# Goal of the exercise
Output all of the records exactly as written.

Stored records
================

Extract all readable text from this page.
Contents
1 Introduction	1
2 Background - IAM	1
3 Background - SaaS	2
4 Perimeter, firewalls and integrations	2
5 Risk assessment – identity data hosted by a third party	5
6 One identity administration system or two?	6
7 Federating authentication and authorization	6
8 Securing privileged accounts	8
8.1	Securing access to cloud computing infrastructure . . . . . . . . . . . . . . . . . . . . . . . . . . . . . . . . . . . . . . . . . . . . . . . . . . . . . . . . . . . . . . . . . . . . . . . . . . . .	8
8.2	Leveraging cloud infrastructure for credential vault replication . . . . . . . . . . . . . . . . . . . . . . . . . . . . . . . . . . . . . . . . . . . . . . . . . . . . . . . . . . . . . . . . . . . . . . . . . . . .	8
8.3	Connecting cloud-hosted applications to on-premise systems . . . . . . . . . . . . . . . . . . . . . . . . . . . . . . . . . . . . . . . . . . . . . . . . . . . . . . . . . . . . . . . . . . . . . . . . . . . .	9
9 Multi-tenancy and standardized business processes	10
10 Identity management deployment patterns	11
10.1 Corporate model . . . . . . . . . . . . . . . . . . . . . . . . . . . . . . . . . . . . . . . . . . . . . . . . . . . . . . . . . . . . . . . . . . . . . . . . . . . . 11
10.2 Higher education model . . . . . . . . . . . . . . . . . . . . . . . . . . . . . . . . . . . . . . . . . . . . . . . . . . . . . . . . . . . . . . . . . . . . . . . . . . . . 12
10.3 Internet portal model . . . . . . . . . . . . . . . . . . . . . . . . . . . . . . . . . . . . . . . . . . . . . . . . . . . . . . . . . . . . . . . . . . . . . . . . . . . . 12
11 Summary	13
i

================

# Exercise response
Extract all readable text from this page.
Contents
1 Introduction	1
2 Background - IAM	1
3 Background - SaaS	2
4 Perimeter, firewalls and integrations	2
5 Risk assessment – identity data hosted by a third party	5
6 One identity administration system or two?	6
7 Federating authentication and authorization	6
8 Securing privileged accounts	8
8.1	Securing access to cloud computing infrastructure . . . . . . . . . . . . . . . . . . . . . . . . . . . . . . . . . . . . . . . . . . . . . . . . . . . . . . . . . . . . . . . . . . . . . . . . . . . .	8
8.2	Leveraging cloud infrastructure for credential vault replication . . . . . . . . . . . . . . . . . . . . . . . . . . . . . . . . . . . . . . . . . . . . . . . . . . . . . . . . . . . . . . . . . . . . . . . . . . . .	8
8.3	Connecting cloud-hosted applications to on-premise systems . . . . . . . . . . . . . . . . . . . . . . . . . . . . . . . . . . . . . . . . . . . . . . . . . . . . . . . . . . . . . . . . . . . . . . . . . . . .	9
9 Multi-tenancy and standardized business processes	10
10 Identity management deployment patterns	11
10.1 Corporate model . . . . . . . . . . . . . . . . . . . . . . . . . . . . . . . . . . . . . . . . . . . . . . . . . . . . . . . . . . . . . . . . . . . . . . . . . . . . 11
10.2 Higher education model . . . . . . . . . . . . . . . . . . . . . . . . . . . . . . . . . . . . . . . . . . . . . . . . . . . . . . . . . . . . . . . . . . . . . . . . . . . . 12
10.3 Internet portal model . . . . . . . . . . . . . . . . . . . . . . . . . . . . . . . . . . . . . . . . . . . . . . . . . . . . . . . . . . . . . . . . . . . . . . . . . . . . 12
11 Summary	13
i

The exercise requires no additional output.